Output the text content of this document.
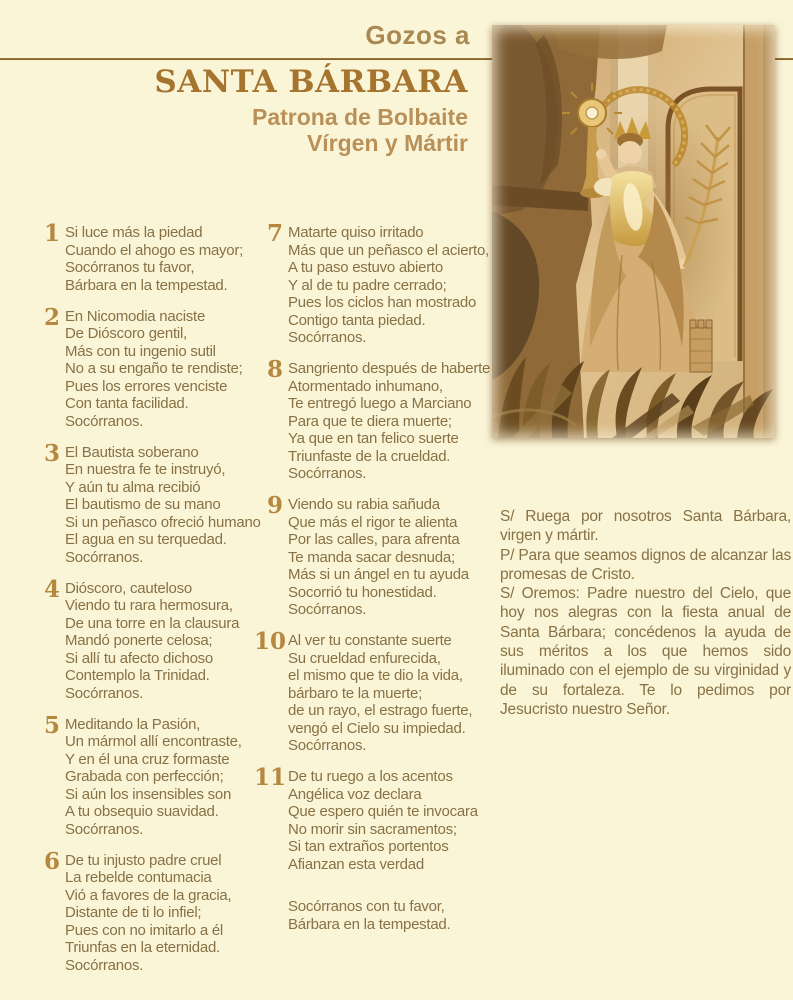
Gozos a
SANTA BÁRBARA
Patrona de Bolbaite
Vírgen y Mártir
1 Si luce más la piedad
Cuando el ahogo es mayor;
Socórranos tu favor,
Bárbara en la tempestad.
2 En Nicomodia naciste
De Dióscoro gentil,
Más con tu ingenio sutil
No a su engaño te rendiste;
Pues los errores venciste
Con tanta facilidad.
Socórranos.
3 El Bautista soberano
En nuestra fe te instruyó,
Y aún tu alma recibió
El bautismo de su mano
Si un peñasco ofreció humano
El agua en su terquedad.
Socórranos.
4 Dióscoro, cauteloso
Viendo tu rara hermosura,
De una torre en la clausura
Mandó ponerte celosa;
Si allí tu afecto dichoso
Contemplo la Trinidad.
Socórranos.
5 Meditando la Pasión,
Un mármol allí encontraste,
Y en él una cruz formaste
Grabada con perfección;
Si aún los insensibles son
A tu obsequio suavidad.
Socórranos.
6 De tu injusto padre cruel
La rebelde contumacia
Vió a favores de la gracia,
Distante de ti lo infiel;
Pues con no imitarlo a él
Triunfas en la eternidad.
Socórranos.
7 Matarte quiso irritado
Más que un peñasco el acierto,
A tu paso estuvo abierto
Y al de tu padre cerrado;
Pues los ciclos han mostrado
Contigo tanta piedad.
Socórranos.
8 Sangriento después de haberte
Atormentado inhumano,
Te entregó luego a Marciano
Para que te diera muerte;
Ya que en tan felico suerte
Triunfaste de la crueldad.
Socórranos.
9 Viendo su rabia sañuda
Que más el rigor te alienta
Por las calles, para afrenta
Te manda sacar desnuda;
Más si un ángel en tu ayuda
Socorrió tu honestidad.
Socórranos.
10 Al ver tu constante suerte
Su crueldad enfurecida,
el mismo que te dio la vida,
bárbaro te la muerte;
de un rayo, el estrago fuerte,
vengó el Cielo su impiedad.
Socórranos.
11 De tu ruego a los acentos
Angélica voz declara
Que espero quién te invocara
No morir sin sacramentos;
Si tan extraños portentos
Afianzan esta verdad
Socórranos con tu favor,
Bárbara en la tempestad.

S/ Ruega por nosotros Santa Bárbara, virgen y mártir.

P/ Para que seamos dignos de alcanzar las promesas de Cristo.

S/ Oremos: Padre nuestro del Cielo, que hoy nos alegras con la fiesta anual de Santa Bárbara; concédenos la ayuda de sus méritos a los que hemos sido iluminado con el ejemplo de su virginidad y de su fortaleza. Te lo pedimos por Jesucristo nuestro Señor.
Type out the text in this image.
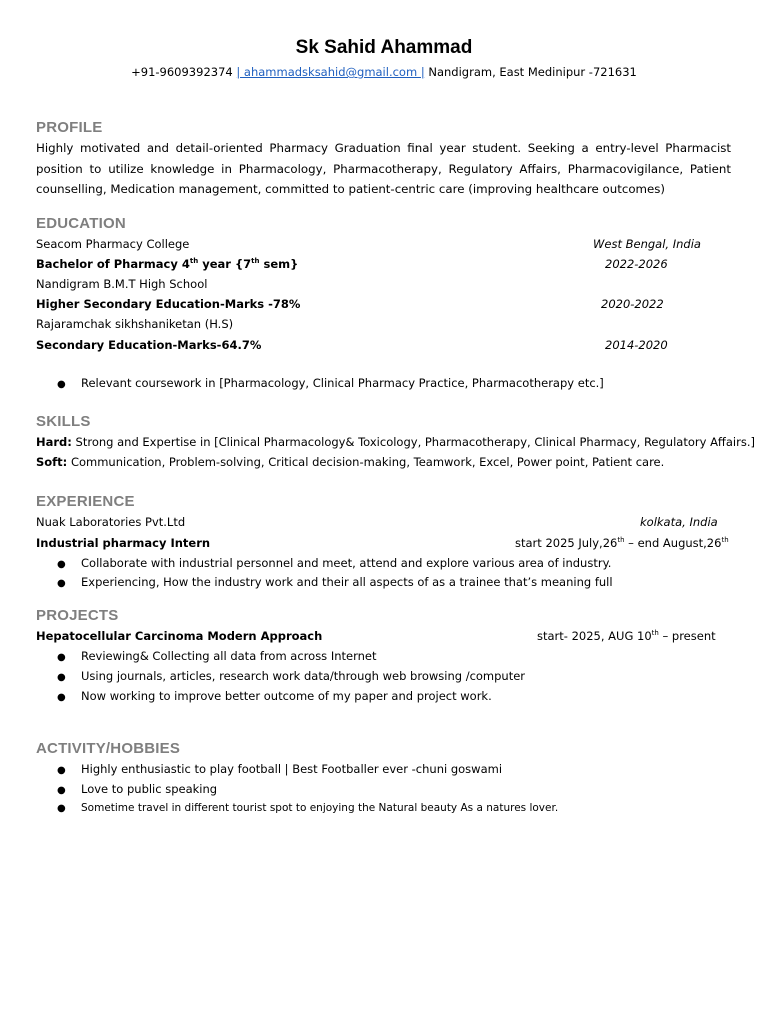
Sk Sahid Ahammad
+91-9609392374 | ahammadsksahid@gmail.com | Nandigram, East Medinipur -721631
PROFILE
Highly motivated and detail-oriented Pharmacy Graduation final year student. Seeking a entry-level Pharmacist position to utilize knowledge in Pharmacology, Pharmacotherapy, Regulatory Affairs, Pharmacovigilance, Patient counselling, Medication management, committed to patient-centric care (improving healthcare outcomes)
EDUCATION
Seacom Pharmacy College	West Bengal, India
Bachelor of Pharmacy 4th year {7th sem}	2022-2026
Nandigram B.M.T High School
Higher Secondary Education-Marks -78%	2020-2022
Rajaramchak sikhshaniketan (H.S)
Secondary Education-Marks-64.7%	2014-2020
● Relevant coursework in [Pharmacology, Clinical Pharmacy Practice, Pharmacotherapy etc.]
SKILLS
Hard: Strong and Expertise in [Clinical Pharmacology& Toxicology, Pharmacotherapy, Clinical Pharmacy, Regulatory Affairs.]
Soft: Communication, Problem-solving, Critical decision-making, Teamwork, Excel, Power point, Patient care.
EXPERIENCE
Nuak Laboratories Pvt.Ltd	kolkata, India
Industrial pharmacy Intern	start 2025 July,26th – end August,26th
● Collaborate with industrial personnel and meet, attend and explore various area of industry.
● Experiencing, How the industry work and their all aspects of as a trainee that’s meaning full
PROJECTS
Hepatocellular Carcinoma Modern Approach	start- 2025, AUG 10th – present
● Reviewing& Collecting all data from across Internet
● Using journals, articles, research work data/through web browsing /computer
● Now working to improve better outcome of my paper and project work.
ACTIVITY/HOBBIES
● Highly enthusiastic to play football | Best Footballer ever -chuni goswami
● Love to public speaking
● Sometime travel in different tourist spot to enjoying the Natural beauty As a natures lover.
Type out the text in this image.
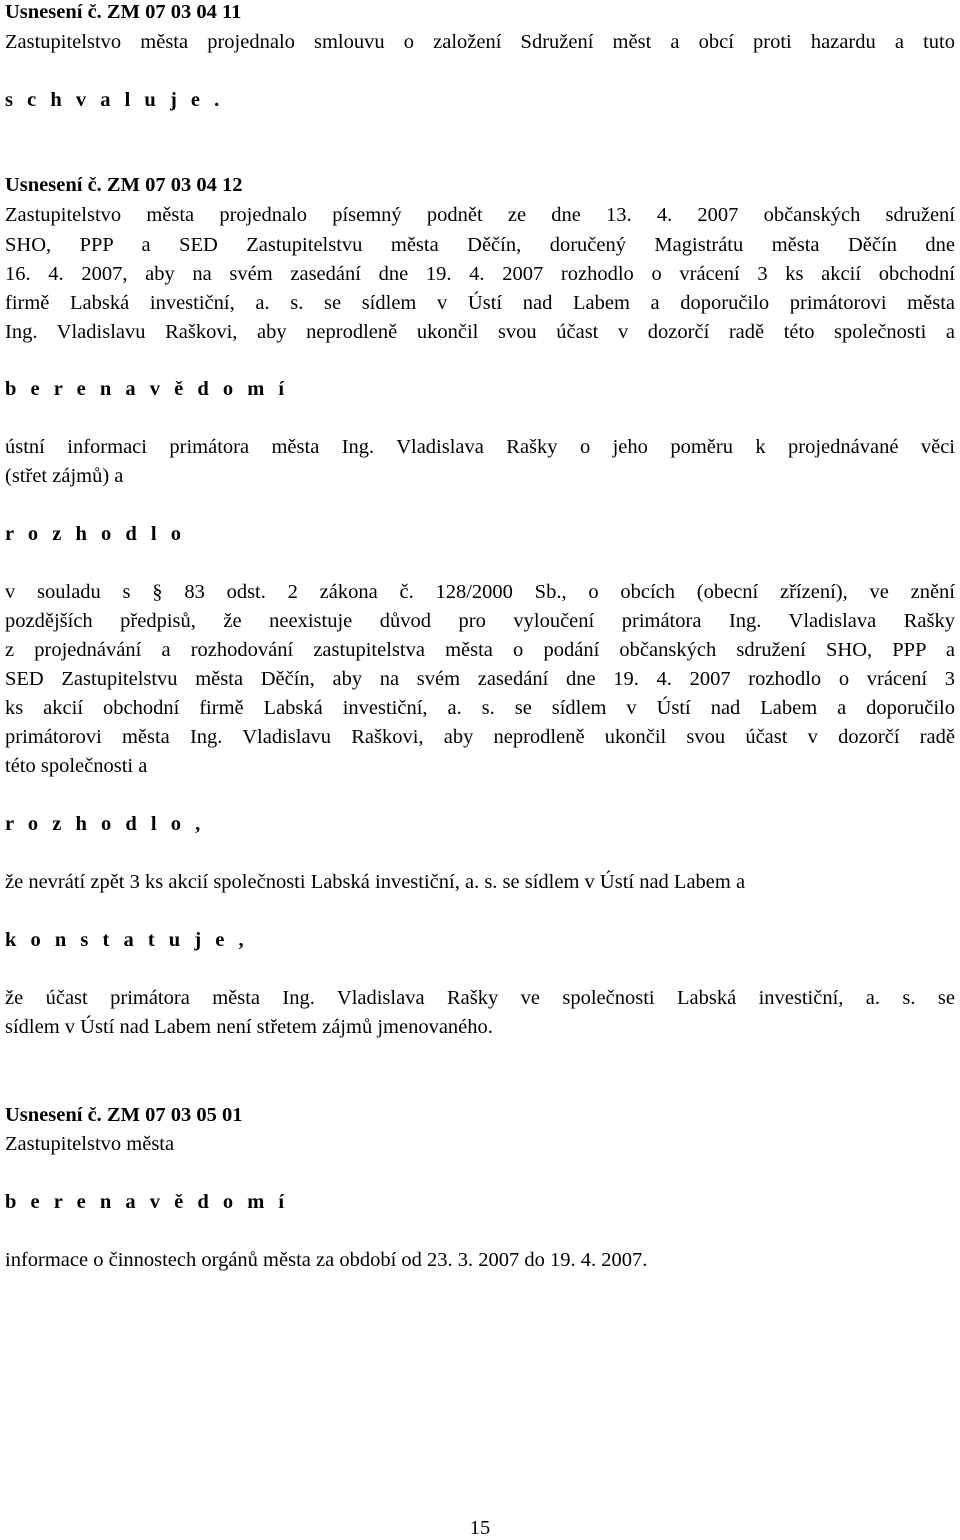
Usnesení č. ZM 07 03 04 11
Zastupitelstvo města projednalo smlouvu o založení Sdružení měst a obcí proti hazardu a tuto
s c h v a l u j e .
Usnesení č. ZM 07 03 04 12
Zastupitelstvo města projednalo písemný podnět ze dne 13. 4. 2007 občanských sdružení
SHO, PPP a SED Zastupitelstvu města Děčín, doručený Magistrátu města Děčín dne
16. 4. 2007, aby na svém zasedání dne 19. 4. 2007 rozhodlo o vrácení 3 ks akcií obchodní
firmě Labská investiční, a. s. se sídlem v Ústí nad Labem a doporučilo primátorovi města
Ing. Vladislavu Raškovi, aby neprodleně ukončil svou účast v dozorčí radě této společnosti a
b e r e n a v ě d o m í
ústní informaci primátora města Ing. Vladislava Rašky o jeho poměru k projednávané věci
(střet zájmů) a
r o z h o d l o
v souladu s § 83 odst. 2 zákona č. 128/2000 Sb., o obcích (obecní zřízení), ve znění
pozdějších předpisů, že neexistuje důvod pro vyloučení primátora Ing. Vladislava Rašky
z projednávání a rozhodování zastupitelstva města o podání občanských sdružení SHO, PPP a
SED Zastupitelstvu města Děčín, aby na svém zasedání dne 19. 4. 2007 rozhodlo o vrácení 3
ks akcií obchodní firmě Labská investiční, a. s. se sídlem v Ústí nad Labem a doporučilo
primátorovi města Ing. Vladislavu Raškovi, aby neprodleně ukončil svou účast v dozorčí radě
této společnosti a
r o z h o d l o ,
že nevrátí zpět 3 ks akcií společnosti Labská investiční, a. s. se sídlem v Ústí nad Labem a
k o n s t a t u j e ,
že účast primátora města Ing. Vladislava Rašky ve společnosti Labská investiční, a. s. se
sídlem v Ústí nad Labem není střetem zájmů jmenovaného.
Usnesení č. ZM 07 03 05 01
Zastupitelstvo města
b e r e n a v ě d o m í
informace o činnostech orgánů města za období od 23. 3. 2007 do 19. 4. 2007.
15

■ **Exercise goal**: Can the entries above be repeated exactly, without their pictures?

■ **Task answer**:
Output the text content of this document.
Gozos a
SANTA BÁRBARA
Patrona de Bolbaite
Vírgen y Mártir
1 Si luce más la piedad
Cuando el ahogo es mayor;
Socórranos tu favor,
Bárbara en la tempestad.
2 En Nicomodia naciste
De Dióscoro gentil,
Más con tu ingenio sutil
No a su engaño te rendiste;
Pues los errores venciste
Con tanta facilidad.
Socórranos.
3 El Bautista soberano
En nuestra fe te instruyó,
Y aún tu alma recibió
El bautismo de su mano
Si un peñasco ofreció humano
El agua en su terquedad.
Socórranos.
4 Dióscoro, cauteloso
Viendo tu rara hermosura,
De una torre en la clausura
Mandó ponerte celosa;
Si allí tu afecto dichoso
Contemplo la Trinidad.
Socórranos.
5 Meditando la Pasión,
Un mármol allí encontraste,
Y en él una cruz formaste
Grabada con perfección;
Si aún los insensibles son
A tu obsequio suavidad.
Socórranos.
6 De tu injusto padre cruel
La rebelde contumacia
Vió a favores de la gracia,
Distante de ti lo infiel;
Pues con no imitarlo a él
Triunfas en la eternidad.
Socórranos.
7 Matarte quiso irritado
Más que un peñasco el acierto,
A tu paso estuvo abierto
Y al de tu padre cerrado;
Pues los ciclos han mostrado
Contigo tanta piedad.
Socórranos.
8 Sangriento después de haberte
Atormentado inhumano,
Te entregó luego a Marciano
Para que te diera muerte;
Ya que en tan felico suerte
Triunfaste de la crueldad.
Socórranos.
9 Viendo su rabia sañuda
Que más el rigor te alienta
Por las calles, para afrenta
Te manda sacar desnuda;
Más si un ángel en tu ayuda
Socorrió tu honestidad.
Socórranos.
10 Al ver tu constante suerte
Su crueldad enfurecida,
el mismo que te dio la vida,
bárbaro te la muerte;
de un rayo, el estrago fuerte,
vengó el Cielo su impiedad.
Socórranos.
11 De tu ruego a los acentos
Angélica voz declara
Que espero quién te invocara
No morir sin sacramentos;
Si tan extraños portentos
Afianzan esta verdad
Socórranos con tu favor,
Bárbara en la tempestad.

S/ Ruega por nosotros Santa Bárbara, virgen y mártir.

P/ Para que seamos dignos de alcanzar las promesas de Cristo.

S/ Oremos: Padre nuestro del Cielo, que hoy nos alegras con la fiesta anual de Santa Bárbara; concédenos la ayuda de sus méritos a los que hemos sido iluminado con el ejemplo de su virginidad y de su fortaleza. Te lo pedimos por Jesucristo nuestro Señor.
Type out the text in this image.
Sk Sahid Ahammad
+91-9609392374 | ahammadsksahid@gmail.com | Nandigram, East Medinipur -721631
PROFILE
Highly motivated and detail-oriented Pharmacy Graduation final year student. Seeking a entry-level Pharmacist position to utilize knowledge in Pharmacology, Pharmacotherapy, Regulatory Affairs, Pharmacovigilance, Patient counselling, Medication management, committed to patient-centric care (improving healthcare outcomes)
EDUCATION
Seacom Pharmacy College	West Bengal, India
Bachelor of Pharmacy 4th year {7th sem}	2022-2026
Nandigram B.M.T High School
Higher Secondary Education-Marks -78%	2020-2022
Rajaramchak sikhshaniketan (H.S)
Secondary Education-Marks-64.7%	2014-2020
● Relevant coursework in [Pharmacology, Clinical Pharmacy Practice, Pharmacotherapy etc.]
SKILLS
Hard: Strong and Expertise in [Clinical Pharmacology& Toxicology, Pharmacotherapy, Clinical Pharmacy, Regulatory Affairs.]
Soft: Communication, Problem-solving, Critical decision-making, Teamwork, Excel, Power point, Patient care.
EXPERIENCE
Nuak Laboratories Pvt.Ltd	kolkata, India
Industrial pharmacy Intern	start 2025 July,26th – end August,26th
● Collaborate with industrial personnel and meet, attend and explore various area of industry.
● Experiencing, How the industry work and their all aspects of as a trainee that’s meaning full
PROJECTS
Hepatocellular Carcinoma Modern Approach	start- 2025, AUG 10th – present
● Reviewing& Collecting all data from across Internet
● Using journals, articles, research work data/through web browsing /computer
● Now working to improve better outcome of my paper and project work.
ACTIVITY/HOBBIES
● Highly enthusiastic to play football | Best Footballer ever -chuni goswami
● Love to public speaking
● Sometime travel in different tourist spot to enjoying the Natural beauty As a natures lover.
Type out the text in this image.
Usnesení č. ZM 07 03 04 11
Zastupitelstvo města projednalo smlouvu o založení Sdružení měst a obcí proti hazardu a tuto
s c h v a l u j e .
Usnesení č. ZM 07 03 04 12
Zastupitelstvo města projednalo písemný podnět ze dne 13. 4. 2007 občanských sdružení
SHO, PPP a SED Zastupitelstvu města Děčín, doručený Magistrátu města Děčín dne
16. 4. 2007, aby na svém zasedání dne 19. 4. 2007 rozhodlo o vrácení 3 ks akcií obchodní
firmě Labská investiční, a. s. se sídlem v Ústí nad Labem a doporučilo primátorovi města
Ing. Vladislavu Raškovi, aby neprodleně ukončil svou účast v dozorčí radě této společnosti a
b e r e n a v ě d o m í
ústní informaci primátora města Ing. Vladislava Rašky o jeho poměru k projednávané věci
(střet zájmů) a
r o z h o d l o
v souladu s § 83 odst. 2 zákona č. 128/2000 Sb., o obcích (obecní zřízení), ve znění
pozdějších předpisů, že neexistuje důvod pro vyloučení primátora Ing. Vladislava Rašky
z projednávání a rozhodování zastupitelstva města o podání občanských sdružení SHO, PPP a
SED Zastupitelstvu města Děčín, aby na svém zasedání dne 19. 4. 2007 rozhodlo o vrácení 3
ks akcií obchodní firmě Labská investiční, a. s. se sídlem v Ústí nad Labem a doporučilo
primátorovi města Ing. Vladislavu Raškovi, aby neprodleně ukončil svou účast v dozorčí radě
této společnosti a
r o z h o d l o ,
že nevrátí zpět 3 ks akcií společnosti Labská investiční, a. s. se sídlem v Ústí nad Labem a
k o n s t a t u j e ,
že účast primátora města Ing. Vladislava Rašky ve společnosti Labská investiční, a. s. se
sídlem v Ústí nad Labem není střetem zájmů jmenovaného.
Usnesení č. ZM 07 03 05 01
Zastupitelstvo města
b e r e n a v ě d o m í
informace o činnostech orgánů města za období od 23. 3. 2007 do 19. 4. 2007.
15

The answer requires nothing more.